_The problem:_ Output each entry that follows exactly. Images stay out.

_Listed records:_
────

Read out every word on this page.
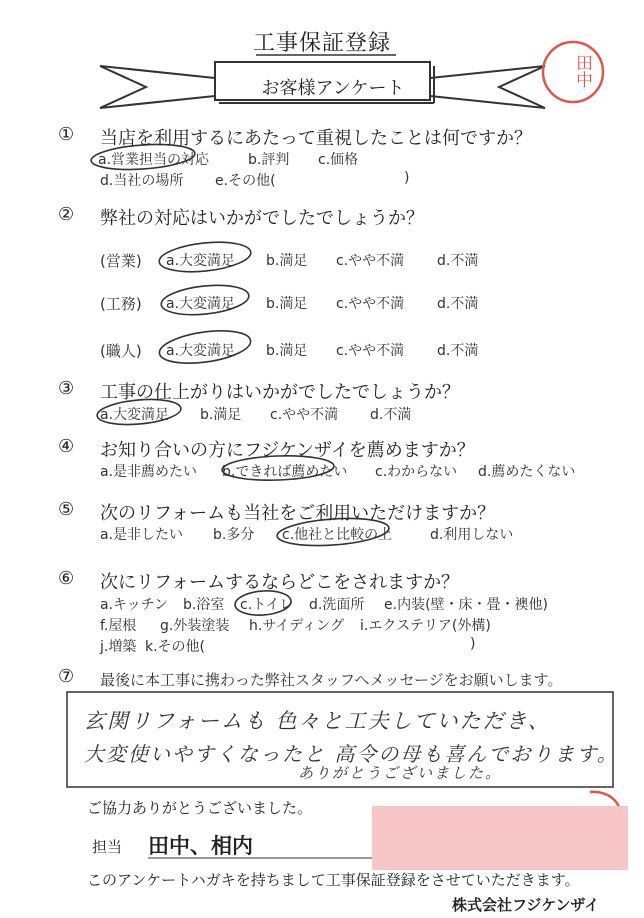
工事保証登録
お客様アンケート
田中
① 当店を利用するにあたって重視したことは何ですか？
a.営業担当の対応	b.評判 c.価格
d.当社の場所 e.その他(	)
② 弊社の対応はいかがでしたでしょうか？
(営業) a.大変満足 b.満足 c.やや不満 d.不満
(工務) a.大変満足 b.満足 c.やや不満 d.不満
(職人) a.大変満足 b.満足 c.やや不満 d.不満
③ 工事の仕上がりはいかがでしたでしょうか？
a.大変満足 b.満足 c.やや不満 d.不満
④ お知り合いの方にフジケンザイを薦めますか？
a.是非薦めたい b.できれば薦めたい c.わからない d.薦めたくない
⑤ 次のリフォームも当社をご利用いただけますか？
a.是非したい b.多分 c.他社と比較の上	d.利用しない
⑥ 次にリフォームするならどこをされますか？
a.キッチン b.浴室 c.トイレ d.洗面所 e.内装(壁・床・畳・襖他)
f.屋根 g.外装塗装 h.サイディング i.エクステリア(外構)
j.増築 k.その他(	)
⑦ 最後に本工事に携わった弊社スタッフへメッセージをお願いします。
玄関リフォームも 色々と工夫していただき、
大変使いやすくなったと 高令の母も喜んでおります。
ありがとうございました。
ご協力ありがとうございました。
担当 田中、相内
このアンケートハガキを持ちまして工事保証登録をさせていただきます。
株式会社フジケンザイ
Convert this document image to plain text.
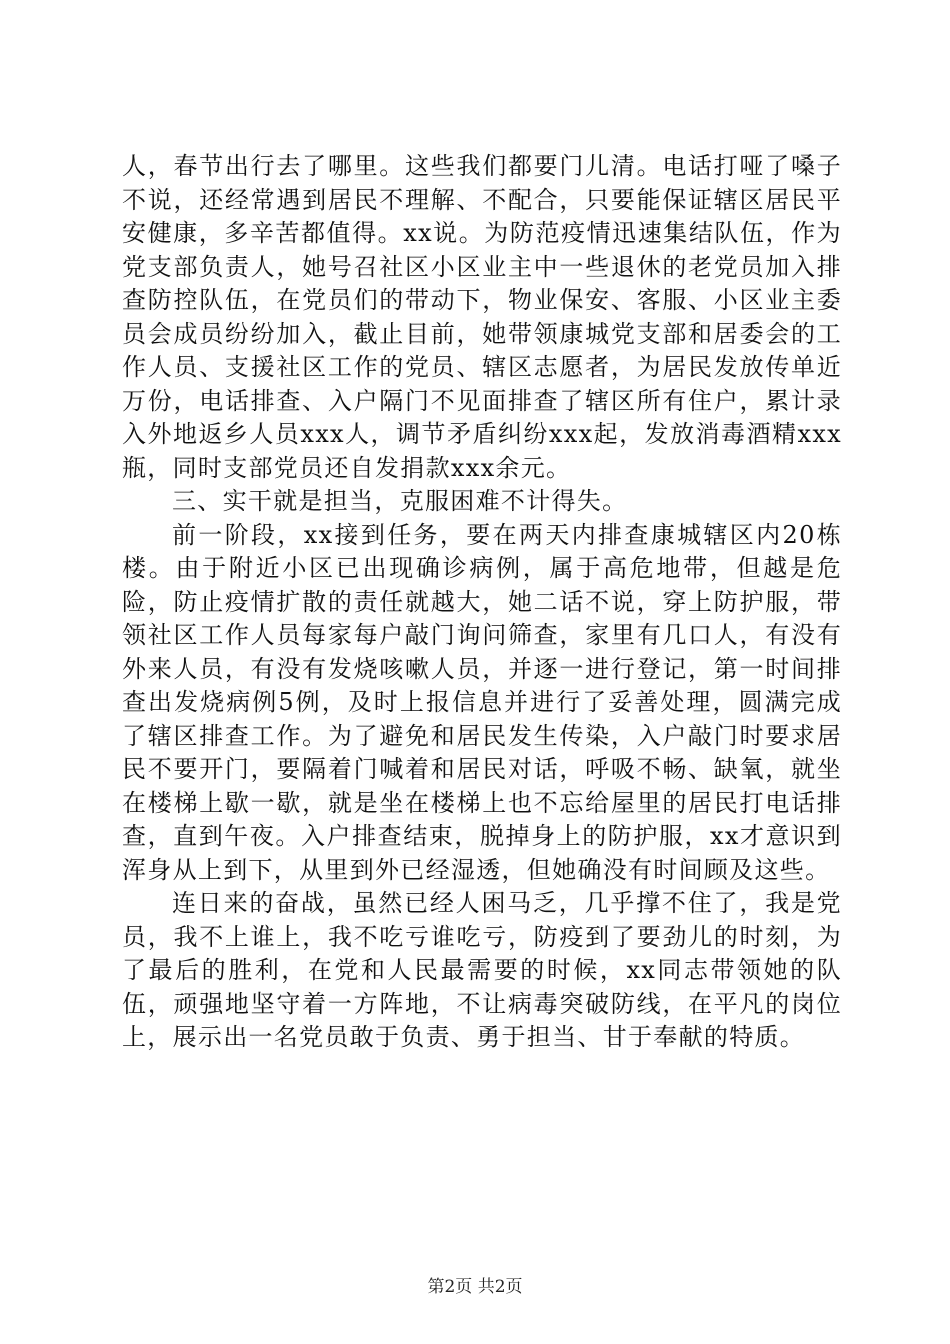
人，春节出行去了哪里。这些我们都要门儿清。电话打哑了嗓子不说，还经常遇到居民不理解、不配合，只要能保证辖区居民平安健康，多辛苦都值得。xx说。为防范疫情迅速集结队伍，作为党支部负责人，她号召社区小区业主中一些退休的老党员加入排查防控队伍，在党员们的带动下，物业保安、客服、小区业主委员会成员纷纷加入，截止目前，她带领康城党支部和居委会的工作人员、支援社区工作的党员、辖区志愿者，为居民发放传单近万份，电话排查、入户隔门不见面排查了辖区所有住户，累计录入外地返乡人员xxx人，调节矛盾纠纷xxx起，发放消毒酒精xxx瓶，同时支部党员还自发捐款xxx余元。

三、实干就是担当，克服困难不计得失。

前一阶段，xx接到任务，要在两天内排查康城辖区内20栋楼。由于附近小区已出现确诊病例，属于高危地带，但越是危险，防止疫情扩散的责任就越大，她二话不说，穿上防护服，带领社区工作人员每家每户敲门询问筛查，家里有几口人，有没有外来人员，有没有发烧咳嗽人员，并逐一进行登记，第一时间排查出发烧病例5例，及时上报信息并进行了妥善处理，圆满完成了辖区排查工作。为了避免和居民发生传染，入户敲门时要求居民不要开门，要隔着门喊着和居民对话，呼吸不畅、缺氧，就坐在楼梯上歇一歇，就是坐在楼梯上也不忘给屋里的居民打电话排查，直到午夜。入户排查结束，脱掉身上的防护服，xx才意识到浑身从上到下，从里到外已经湿透，但她确没有时间顾及这些。

连日来的奋战，虽然已经人困马乏，几乎撑不住了，我是党员，我不上谁上，我不吃亏谁吃亏，防疫到了要劲儿的时刻，为了最后的胜利，在党和人民最需要的时候，xx同志带领她的队伍，顽强地坚守着一方阵地，不让病毒突破防线，在平凡的岗位上，展示出一名党员敢于负责、勇于担当、甘于奉献的特质。

第2页 共2页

────

_Reply to the exercise:_
Read out every word on this page.
工事保証登録
お客様アンケート
田中
① 当店を利用するにあたって重視したことは何ですか？
a.営業担当の対応	b.評判 c.価格
d.当社の場所 e.その他(	)
② 弊社の対応はいかがでしたでしょうか？
(営業) a.大変満足 b.満足 c.やや不満 d.不満
(工務) a.大変満足 b.満足 c.やや不満 d.不満
(職人) a.大変満足 b.満足 c.やや不満 d.不満
③ 工事の仕上がりはいかがでしたでしょうか？
a.大変満足 b.満足 c.やや不満 d.不満
④ お知り合いの方にフジケンザイを薦めますか？
a.是非薦めたい b.できれば薦めたい c.わからない d.薦めたくない
⑤ 次のリフォームも当社をご利用いただけますか？
a.是非したい b.多分 c.他社と比較の上	d.利用しない
⑥ 次にリフォームするならどこをされますか？
a.キッチン b.浴室 c.トイレ d.洗面所 e.内装(壁・床・畳・襖他)
f.屋根 g.外装塗装 h.サイディング i.エクステリア(外構)
j.増築 k.その他(	)
⑦ 最後に本工事に携わった弊社スタッフへメッセージをお願いします。
玄関リフォームも 色々と工夫していただき、
大変使いやすくなったと 高令の母も喜んでおります。
ありがとうございました。
ご協力ありがとうございました。
担当 田中、相内
このアンケートハガキを持ちまして工事保証登録をさせていただきます。
株式会社フジケンザイ
Convert this document image to plain text.
人，春节出行去了哪里。这些我们都要门儿清。电话打哑了嗓子不说，还经常遇到居民不理解、不配合，只要能保证辖区居民平安健康，多辛苦都值得。xx说。为防范疫情迅速集结队伍，作为党支部负责人，她号召社区小区业主中一些退休的老党员加入排查防控队伍，在党员们的带动下，物业保安、客服、小区业主委员会成员纷纷加入，截止目前，她带领康城党支部和居委会的工作人员、支援社区工作的党员、辖区志愿者，为居民发放传单近万份，电话排查、入户隔门不见面排查了辖区所有住户，累计录入外地返乡人员xxx人，调节矛盾纠纷xxx起，发放消毒酒精xxx瓶，同时支部党员还自发捐款xxx余元。

三、实干就是担当，克服困难不计得失。

前一阶段，xx接到任务，要在两天内排查康城辖区内20栋楼。由于附近小区已出现确诊病例，属于高危地带，但越是危险，防止疫情扩散的责任就越大，她二话不说，穿上防护服，带领社区工作人员每家每户敲门询问筛查，家里有几口人，有没有外来人员，有没有发烧咳嗽人员，并逐一进行登记，第一时间排查出发烧病例5例，及时上报信息并进行了妥善处理，圆满完成了辖区排查工作。为了避免和居民发生传染，入户敲门时要求居民不要开门，要隔着门喊着和居民对话，呼吸不畅、缺氧，就坐在楼梯上歇一歇，就是坐在楼梯上也不忘给屋里的居民打电话排查，直到午夜。入户排查结束，脱掉身上的防护服，xx才意识到浑身从上到下，从里到外已经湿透，但她确没有时间顾及这些。

连日来的奋战，虽然已经人困马乏，几乎撑不住了，我是党员，我不上谁上，我不吃亏谁吃亏，防疫到了要劲儿的时刻，为了最后的胜利，在党和人民最需要的时候，xx同志带领她的队伍，顽强地坚守着一方阵地，不让病毒突破防线，在平凡的岗位上，展示出一名党员敢于负责、勇于担当、甘于奉献的特质。

第2页 共2页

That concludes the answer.